# EXERCISE DETAILS
Tell how many lines carry the word "quotation"; the reply is the number and nothing else.

** Start INPUT ROWS **

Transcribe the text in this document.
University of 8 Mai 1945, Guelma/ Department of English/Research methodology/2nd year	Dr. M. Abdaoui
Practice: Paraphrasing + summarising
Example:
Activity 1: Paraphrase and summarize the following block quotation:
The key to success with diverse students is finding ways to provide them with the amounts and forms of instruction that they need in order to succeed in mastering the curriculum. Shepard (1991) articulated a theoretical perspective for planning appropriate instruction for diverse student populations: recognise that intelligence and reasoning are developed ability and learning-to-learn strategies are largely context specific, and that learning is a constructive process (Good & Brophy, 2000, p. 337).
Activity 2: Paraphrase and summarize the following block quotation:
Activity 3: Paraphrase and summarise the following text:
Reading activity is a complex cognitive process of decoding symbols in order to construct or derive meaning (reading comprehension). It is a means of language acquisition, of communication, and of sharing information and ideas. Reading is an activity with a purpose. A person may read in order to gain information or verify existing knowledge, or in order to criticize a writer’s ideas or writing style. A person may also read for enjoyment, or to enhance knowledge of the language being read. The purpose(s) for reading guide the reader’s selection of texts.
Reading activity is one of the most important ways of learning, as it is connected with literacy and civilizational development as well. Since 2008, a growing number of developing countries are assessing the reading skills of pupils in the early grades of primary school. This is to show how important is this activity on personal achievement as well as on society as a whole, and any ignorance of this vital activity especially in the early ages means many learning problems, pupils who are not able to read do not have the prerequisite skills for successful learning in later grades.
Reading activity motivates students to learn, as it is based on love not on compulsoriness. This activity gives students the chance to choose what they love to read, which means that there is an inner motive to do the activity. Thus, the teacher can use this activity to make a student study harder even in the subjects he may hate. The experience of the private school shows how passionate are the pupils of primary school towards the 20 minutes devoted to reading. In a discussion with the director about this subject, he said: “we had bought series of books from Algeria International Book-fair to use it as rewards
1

** End INPUT ROWS **

# ANSWER FOR THIS EXERCISE
2